## What you should do
Go through the entries below and copy each line containing the word "kadar".

## Records for this task
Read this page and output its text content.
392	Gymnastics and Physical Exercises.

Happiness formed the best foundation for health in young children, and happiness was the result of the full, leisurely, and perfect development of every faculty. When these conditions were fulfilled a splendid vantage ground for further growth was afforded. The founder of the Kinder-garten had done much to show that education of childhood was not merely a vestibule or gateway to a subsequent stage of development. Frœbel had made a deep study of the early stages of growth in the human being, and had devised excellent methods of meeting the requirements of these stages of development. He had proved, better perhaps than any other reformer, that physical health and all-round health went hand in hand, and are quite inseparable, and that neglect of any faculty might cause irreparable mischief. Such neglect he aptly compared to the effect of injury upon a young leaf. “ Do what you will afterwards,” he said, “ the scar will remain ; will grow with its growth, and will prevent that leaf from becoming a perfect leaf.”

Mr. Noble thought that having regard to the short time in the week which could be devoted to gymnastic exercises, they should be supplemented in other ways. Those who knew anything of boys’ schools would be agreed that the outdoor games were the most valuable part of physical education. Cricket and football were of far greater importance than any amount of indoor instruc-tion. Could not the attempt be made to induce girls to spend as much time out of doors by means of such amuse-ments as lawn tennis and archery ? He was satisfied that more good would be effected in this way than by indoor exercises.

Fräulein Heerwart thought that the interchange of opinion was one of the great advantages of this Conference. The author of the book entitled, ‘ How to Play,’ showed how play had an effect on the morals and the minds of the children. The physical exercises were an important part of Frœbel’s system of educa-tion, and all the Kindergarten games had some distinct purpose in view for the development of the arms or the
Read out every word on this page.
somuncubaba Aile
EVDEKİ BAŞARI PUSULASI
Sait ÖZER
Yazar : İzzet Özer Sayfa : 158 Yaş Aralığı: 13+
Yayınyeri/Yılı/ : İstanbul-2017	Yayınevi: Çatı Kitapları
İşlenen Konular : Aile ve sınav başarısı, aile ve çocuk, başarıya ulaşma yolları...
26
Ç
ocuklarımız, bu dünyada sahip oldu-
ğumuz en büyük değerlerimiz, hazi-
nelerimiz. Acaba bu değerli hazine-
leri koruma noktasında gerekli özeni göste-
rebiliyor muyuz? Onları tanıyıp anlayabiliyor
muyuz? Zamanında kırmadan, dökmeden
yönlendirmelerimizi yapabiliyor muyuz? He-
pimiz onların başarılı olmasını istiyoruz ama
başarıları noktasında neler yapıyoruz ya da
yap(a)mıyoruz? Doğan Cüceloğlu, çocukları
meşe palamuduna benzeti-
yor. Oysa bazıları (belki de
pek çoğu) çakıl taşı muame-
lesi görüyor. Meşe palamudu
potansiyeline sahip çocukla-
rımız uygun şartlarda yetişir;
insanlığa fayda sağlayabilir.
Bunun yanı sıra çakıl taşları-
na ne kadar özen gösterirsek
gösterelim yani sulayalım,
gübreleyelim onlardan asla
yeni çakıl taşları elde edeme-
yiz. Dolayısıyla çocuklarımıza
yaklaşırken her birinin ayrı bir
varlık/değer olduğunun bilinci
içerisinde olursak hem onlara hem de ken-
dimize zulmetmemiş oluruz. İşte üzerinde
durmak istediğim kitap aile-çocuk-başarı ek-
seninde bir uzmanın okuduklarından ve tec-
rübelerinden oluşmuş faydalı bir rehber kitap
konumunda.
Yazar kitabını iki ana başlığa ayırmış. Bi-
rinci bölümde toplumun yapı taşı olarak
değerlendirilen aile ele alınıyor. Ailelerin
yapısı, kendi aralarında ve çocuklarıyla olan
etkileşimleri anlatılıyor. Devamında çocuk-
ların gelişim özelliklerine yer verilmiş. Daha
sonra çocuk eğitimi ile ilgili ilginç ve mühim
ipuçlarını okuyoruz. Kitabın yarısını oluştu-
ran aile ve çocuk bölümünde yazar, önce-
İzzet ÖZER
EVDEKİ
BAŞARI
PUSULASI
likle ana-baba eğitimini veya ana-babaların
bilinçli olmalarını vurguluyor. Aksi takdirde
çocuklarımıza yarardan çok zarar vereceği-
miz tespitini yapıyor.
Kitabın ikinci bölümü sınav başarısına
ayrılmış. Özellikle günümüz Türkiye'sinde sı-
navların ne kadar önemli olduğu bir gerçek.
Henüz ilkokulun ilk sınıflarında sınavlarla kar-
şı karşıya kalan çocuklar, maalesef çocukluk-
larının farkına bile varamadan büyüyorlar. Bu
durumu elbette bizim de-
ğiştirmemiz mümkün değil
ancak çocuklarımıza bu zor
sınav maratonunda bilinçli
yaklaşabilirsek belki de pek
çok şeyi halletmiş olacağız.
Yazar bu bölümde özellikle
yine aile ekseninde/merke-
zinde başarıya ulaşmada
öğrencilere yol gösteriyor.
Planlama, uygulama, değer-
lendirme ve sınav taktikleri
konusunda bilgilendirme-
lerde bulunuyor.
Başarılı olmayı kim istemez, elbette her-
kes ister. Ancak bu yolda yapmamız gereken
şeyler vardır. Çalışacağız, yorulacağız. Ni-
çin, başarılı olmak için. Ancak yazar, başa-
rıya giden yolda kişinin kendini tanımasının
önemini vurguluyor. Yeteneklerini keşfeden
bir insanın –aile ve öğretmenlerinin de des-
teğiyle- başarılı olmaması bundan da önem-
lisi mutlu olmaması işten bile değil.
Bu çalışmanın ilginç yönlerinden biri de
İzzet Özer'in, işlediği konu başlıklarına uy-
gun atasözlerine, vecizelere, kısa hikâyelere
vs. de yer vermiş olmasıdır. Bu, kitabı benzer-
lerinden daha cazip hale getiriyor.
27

## Solution to this task
na ne kadar özen gösterirsek
navların ne kadar önemli olduğu bir gerçek.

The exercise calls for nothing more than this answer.